• [Requirement]:
Pull each line containing "Textkonvertierungs" out of the data and copy it.

=== Input for this task ===

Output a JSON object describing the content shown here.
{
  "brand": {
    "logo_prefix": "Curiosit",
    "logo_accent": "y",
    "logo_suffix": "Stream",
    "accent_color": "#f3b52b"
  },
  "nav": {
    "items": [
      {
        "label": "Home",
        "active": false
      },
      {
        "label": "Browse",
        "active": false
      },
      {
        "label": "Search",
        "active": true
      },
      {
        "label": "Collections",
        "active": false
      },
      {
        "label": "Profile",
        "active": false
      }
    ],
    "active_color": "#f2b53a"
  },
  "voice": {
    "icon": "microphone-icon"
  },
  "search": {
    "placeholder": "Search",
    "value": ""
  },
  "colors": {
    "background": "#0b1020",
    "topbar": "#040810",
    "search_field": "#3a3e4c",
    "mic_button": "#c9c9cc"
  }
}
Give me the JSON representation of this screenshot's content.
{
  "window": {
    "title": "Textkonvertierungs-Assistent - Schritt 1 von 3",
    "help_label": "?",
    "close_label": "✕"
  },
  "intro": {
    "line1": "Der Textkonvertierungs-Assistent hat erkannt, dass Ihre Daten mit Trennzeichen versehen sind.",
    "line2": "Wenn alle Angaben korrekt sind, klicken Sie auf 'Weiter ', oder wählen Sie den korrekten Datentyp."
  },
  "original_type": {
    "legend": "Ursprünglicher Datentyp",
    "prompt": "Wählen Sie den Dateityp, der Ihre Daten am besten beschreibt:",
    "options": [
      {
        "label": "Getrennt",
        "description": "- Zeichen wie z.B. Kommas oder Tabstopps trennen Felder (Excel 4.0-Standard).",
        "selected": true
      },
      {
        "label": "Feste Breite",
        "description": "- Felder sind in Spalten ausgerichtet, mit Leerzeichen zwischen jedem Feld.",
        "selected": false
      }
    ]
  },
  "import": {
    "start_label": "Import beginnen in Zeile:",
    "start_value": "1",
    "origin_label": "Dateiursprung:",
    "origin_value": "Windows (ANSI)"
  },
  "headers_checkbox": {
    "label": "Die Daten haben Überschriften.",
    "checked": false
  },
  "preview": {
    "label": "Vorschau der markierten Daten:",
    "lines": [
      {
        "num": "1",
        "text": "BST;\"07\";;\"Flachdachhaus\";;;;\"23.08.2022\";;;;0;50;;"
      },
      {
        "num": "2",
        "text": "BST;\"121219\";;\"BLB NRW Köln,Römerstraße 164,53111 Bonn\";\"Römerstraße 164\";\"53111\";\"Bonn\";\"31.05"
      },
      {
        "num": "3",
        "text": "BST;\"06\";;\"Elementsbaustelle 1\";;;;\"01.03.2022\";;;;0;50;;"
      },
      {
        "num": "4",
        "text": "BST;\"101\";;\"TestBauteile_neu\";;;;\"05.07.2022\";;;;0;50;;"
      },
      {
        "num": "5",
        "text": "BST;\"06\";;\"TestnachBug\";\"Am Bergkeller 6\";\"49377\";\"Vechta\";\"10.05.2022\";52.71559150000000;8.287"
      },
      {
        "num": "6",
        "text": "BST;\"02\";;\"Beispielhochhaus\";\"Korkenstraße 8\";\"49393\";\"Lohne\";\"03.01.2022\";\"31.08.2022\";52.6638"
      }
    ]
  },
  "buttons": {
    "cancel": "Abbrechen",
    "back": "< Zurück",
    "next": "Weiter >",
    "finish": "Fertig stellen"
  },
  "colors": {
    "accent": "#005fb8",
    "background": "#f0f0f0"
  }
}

===

• [Solution to this exercise]:
    "title": "Textkonvertierungs-Assistent - Schritt 1 von 3",
    "line1": "Der Textkonvertierungs-Assistent hat erkannt, dass Ihre Daten mit Trennzeichen versehen sind.",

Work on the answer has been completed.